***** Provided information

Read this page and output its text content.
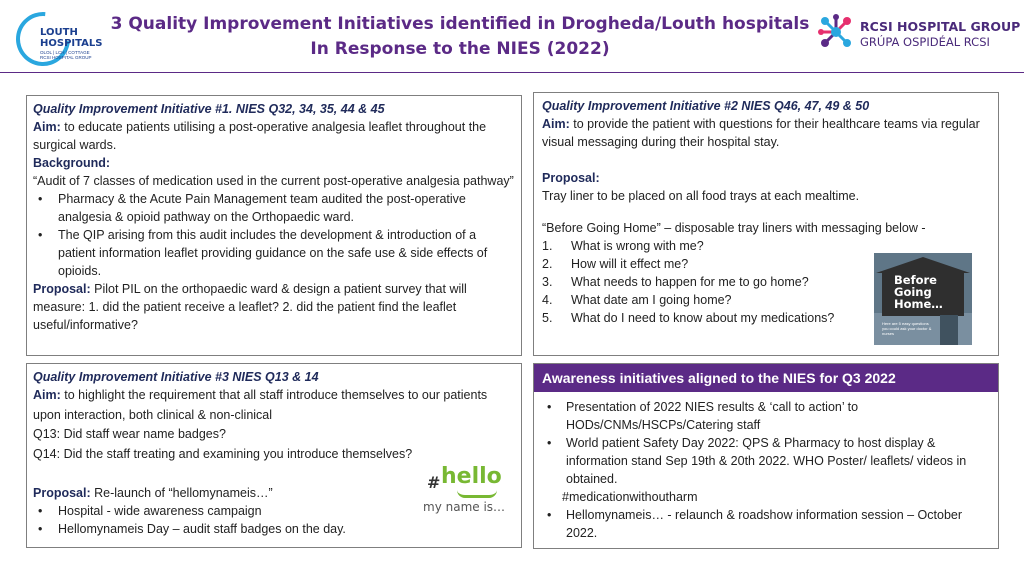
LOUTH
HOSPITALS
OLOL | LCH | COTTAGE
RCSI HOSPITAL GROUP
3 Quality Improvement Initiatives identified in Drogheda/Louth hospitals
In Response to the NIES (2022)
RCSI HOSPITAL GROUP
GRÚPA OSPIDÉAL RCSI
Quality Improvement Initiative #1. NIES Q32, 34, 35, 44 & 45
Aim: to educate patients utilising a post-operative analgesia leaflet throughout the surgical wards.
Background:
“Audit of 7 classes of medication used in the current post-operative analgesia pathway”
• Pharmacy & the Acute Pain Management team audited the post-operative analgesia & opioid pathway on the Orthopaedic ward.
• The QIP arising from this audit includes the development & introduction of a patient information leaflet providing guidance on the safe use & side effects of opioids.
Proposal: Pilot PIL on the orthopaedic ward & design a patient survey that will measure: 1. did the patient receive a leaflet? 2. did the patient find the leaflet useful/informative?
Quality Improvement Initiative #2 NIES Q46, 47, 49 & 50
Aim: to provide the patient with questions for their healthcare teams via regular visual messaging during their hospital stay.
Proposal:
Tray liner to be placed on all food trays at each mealtime.
“Before Going Home” – disposable tray liners with messaging below -
1. What is wrong with me?
2. How will it effect me?
3. What needs to happen for me to go home?
4. What date am I going home?
5. What do I need to know about my medications?
Before
Going
Home…
Here are 5 easy questions you could ask your doctor & nurses
Quality Improvement Initiative #3 NIES Q13 & 14
Aim: to highlight the requirement that all staff introduce themselves to our patients upon interaction, both clinical & non-clinical
Q13: Did staff wear name badges?
Q14: Did the staff treating and examining you introduce themselves?
Proposal: Re-launch of “hellomynameis…”
• Hospital - wide awareness campaign
• Hellomynameis Day – audit staff badges on the day.
# hello
my name is…
Awareness initiatives aligned to the NIES for Q3 2022
• Presentation of 2022 NIES results & ‘call to action’ to HODs/CNMs/HSCPs/Catering staff
• World patient Safety Day 2022: QPS & Pharmacy to host display & information stand Sep 19th & 20th 2022. WHO Poster/ leaflets/ videos in obtained.
#medicationwithoutharm
• Hellomynameis… - relaunch & roadshow information session – October 2022.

**********

→ **Problem to work on**
An answer is complete only when it holds every line above containing the string "this".

→ **Answer space**
Read this page and output its text content.
• The QIP arising from this audit includes the development & introduction of a patient information leaflet providing guidance on the safe use & side effects of opioids.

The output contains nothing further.